ENTRIES SUPPLIED
====
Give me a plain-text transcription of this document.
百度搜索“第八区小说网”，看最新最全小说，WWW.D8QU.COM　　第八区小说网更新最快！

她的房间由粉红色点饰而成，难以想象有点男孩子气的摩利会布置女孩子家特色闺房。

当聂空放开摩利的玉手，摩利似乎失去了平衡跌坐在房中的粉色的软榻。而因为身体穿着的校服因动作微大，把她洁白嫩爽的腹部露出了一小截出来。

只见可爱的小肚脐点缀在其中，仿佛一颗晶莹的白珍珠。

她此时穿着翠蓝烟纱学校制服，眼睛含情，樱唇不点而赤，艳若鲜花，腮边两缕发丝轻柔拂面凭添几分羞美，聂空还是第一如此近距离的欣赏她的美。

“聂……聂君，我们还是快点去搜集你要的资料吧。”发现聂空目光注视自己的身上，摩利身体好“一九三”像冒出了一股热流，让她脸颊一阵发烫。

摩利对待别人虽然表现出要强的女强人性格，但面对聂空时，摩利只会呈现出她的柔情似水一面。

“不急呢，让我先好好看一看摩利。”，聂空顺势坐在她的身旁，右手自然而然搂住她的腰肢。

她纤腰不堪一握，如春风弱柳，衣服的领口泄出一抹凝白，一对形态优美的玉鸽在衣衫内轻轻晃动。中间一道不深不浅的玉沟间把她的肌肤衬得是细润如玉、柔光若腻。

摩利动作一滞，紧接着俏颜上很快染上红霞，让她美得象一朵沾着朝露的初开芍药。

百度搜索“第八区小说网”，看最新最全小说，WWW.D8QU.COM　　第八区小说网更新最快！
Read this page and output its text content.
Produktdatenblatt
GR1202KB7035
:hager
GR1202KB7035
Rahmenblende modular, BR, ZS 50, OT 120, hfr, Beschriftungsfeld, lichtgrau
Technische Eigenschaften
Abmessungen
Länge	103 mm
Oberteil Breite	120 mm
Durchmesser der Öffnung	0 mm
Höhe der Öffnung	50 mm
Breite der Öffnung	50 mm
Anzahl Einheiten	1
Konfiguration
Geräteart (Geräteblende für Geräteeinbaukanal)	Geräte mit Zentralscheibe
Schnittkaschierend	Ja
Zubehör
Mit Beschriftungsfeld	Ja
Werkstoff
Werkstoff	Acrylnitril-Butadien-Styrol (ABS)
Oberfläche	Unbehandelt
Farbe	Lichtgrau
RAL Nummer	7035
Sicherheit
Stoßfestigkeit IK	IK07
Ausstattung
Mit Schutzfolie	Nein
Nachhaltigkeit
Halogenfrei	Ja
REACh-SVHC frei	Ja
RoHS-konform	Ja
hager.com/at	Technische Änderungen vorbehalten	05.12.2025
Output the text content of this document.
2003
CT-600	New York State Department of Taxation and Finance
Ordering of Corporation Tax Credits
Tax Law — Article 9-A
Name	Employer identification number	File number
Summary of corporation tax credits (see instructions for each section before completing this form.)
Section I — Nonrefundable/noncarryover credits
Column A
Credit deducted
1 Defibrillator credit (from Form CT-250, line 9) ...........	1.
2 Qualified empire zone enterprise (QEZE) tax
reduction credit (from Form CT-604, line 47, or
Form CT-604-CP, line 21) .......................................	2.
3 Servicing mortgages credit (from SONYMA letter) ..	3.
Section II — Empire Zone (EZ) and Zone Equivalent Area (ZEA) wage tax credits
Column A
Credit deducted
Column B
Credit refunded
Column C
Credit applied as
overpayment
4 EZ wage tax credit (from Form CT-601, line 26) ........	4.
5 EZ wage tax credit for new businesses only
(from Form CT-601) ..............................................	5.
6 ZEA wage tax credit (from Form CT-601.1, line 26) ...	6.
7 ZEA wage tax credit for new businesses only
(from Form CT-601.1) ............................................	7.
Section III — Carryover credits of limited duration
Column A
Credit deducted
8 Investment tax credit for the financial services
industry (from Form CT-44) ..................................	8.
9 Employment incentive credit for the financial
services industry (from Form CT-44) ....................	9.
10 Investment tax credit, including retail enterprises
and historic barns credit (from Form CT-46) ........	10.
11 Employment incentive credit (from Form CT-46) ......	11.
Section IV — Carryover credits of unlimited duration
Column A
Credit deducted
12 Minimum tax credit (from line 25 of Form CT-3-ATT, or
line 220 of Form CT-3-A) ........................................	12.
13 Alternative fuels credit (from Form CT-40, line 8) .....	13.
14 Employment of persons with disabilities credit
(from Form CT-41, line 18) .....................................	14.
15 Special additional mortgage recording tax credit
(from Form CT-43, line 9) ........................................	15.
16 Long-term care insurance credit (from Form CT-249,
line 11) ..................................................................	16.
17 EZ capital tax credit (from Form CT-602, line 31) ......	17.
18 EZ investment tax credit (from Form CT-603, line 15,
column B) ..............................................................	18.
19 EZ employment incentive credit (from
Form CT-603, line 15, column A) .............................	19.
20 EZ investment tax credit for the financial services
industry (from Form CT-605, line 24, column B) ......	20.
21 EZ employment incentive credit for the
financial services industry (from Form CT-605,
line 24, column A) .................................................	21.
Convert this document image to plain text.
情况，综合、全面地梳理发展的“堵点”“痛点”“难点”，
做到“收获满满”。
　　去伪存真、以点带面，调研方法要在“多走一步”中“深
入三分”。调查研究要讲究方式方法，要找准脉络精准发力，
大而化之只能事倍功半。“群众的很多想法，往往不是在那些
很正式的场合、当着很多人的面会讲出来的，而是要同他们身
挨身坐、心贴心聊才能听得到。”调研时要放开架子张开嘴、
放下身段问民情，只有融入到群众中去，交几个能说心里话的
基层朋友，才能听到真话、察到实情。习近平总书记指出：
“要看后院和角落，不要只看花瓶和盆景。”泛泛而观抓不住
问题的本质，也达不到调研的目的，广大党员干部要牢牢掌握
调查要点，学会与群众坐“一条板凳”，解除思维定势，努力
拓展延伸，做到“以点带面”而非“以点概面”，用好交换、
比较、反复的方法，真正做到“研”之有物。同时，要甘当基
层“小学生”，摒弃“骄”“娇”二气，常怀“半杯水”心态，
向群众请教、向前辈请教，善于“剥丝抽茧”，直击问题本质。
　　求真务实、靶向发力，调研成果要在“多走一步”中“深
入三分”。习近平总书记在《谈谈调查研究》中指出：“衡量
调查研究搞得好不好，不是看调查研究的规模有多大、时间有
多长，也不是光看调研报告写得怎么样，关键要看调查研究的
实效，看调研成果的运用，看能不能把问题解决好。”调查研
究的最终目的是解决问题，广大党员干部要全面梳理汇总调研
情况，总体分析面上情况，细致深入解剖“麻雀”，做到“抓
====
EXERCISE DETAILS
Pick out each line that holds the string "content".

SOLUTION
Read this page and output its text content.
Output the text content of this document.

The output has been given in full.